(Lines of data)
↓

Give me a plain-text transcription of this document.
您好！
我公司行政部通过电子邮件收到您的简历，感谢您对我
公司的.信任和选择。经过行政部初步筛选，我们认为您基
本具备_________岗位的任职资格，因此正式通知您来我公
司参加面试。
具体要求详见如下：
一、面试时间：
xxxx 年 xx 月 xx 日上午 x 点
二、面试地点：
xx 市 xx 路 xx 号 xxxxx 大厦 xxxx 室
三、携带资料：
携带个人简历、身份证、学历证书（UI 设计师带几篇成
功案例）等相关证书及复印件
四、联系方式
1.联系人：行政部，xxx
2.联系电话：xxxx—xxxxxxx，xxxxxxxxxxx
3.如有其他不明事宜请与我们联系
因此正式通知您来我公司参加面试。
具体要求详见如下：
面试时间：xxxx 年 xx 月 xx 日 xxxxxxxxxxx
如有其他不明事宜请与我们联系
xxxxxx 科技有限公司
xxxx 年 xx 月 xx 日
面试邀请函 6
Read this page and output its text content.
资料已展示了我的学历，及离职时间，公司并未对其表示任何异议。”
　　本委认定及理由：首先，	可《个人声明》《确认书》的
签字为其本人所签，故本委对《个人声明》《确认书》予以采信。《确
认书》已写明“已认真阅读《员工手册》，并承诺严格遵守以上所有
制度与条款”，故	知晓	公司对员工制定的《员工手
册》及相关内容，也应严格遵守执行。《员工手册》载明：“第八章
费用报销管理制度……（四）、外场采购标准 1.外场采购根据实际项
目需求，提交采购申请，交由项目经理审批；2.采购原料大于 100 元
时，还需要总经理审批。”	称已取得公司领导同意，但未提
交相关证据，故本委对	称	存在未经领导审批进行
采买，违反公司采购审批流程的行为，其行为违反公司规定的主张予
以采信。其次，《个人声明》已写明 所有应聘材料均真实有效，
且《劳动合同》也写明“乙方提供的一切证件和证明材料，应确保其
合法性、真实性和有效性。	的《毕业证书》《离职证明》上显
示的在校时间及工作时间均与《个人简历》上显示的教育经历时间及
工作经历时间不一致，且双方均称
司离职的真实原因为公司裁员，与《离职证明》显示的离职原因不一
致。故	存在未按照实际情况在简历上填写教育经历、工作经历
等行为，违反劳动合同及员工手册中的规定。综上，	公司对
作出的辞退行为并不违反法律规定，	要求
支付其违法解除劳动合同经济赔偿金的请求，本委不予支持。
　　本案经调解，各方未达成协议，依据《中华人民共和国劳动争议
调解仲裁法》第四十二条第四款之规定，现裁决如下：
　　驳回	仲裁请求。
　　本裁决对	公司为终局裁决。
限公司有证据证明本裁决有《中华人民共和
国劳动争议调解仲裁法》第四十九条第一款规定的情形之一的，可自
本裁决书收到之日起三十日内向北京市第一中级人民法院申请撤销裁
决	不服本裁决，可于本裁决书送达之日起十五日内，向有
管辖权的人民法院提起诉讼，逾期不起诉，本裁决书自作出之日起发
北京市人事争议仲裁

↑

Output the whole listing above again, word for word.

* OUTPUT OF THE TASK
Give me a plain-text transcription of this document.
您好！
我公司行政部通过电子邮件收到您的简历，感谢您对我
公司的.信任和选择。经过行政部初步筛选，我们认为您基
本具备_________岗位的任职资格，因此正式通知您来我公
司参加面试。
具体要求详见如下：
一、面试时间：
xxxx 年 xx 月 xx 日上午 x 点
二、面试地点：
xx 市 xx 路 xx 号 xxxxx 大厦 xxxx 室
三、携带资料：
携带个人简历、身份证、学历证书（UI 设计师带几篇成
功案例）等相关证书及复印件
四、联系方式
1.联系人：行政部，xxx
2.联系电话：xxxx—xxxxxxx，xxxxxxxxxxx
3.如有其他不明事宜请与我们联系
因此正式通知您来我公司参加面试。
具体要求详见如下：
面试时间：xxxx 年 xx 月 xx 日 xxxxxxxxxxx
如有其他不明事宜请与我们联系
xxxxxx 科技有限公司
xxxx 年 xx 月 xx 日
面试邀请函 6
Read this page and output its text content.
资料已展示了我的学历，及离职时间，公司并未对其表示任何异议。”
　　本委认定及理由：首先，	可《个人声明》《确认书》的
签字为其本人所签，故本委对《个人声明》《确认书》予以采信。《确
认书》已写明“已认真阅读《员工手册》，并承诺严格遵守以上所有
制度与条款”，故	知晓	公司对员工制定的《员工手
册》及相关内容，也应严格遵守执行。《员工手册》载明：“第八章
费用报销管理制度……（四）、外场采购标准 1.外场采购根据实际项
目需求，提交采购申请，交由项目经理审批；2.采购原料大于 100 元
时，还需要总经理审批。”	称已取得公司领导同意，但未提
交相关证据，故本委对	称	存在未经领导审批进行
采买，违反公司采购审批流程的行为，其行为违反公司规定的主张予
以采信。其次，《个人声明》已写明 所有应聘材料均真实有效，
且《劳动合同》也写明“乙方提供的一切证件和证明材料，应确保其
合法性、真实性和有效性。	的《毕业证书》《离职证明》上显
示的在校时间及工作时间均与《个人简历》上显示的教育经历时间及
工作经历时间不一致，且双方均称
司离职的真实原因为公司裁员，与《离职证明》显示的离职原因不一
致。故	存在未按照实际情况在简历上填写教育经历、工作经历
等行为，违反劳动合同及员工手册中的规定。综上，	公司对
作出的辞退行为并不违反法律规定，	要求
支付其违法解除劳动合同经济赔偿金的请求，本委不予支持。
　　本案经调解，各方未达成协议，依据《中华人民共和国劳动争议
调解仲裁法》第四十二条第四款之规定，现裁决如下：
　　驳回	仲裁请求。
　　本裁决对	公司为终局裁决。
限公司有证据证明本裁决有《中华人民共和
国劳动争议调解仲裁法》第四十九条第一款规定的情形之一的，可自
本裁决书收到之日起三十日内向北京市第一中级人民法院申请撤销裁
决	不服本裁决，可于本裁决书送达之日起十五日内，向有
管辖权的人民法院提起诉讼，逾期不起诉，本裁决书自作出之日起发
北京市人事争议仲裁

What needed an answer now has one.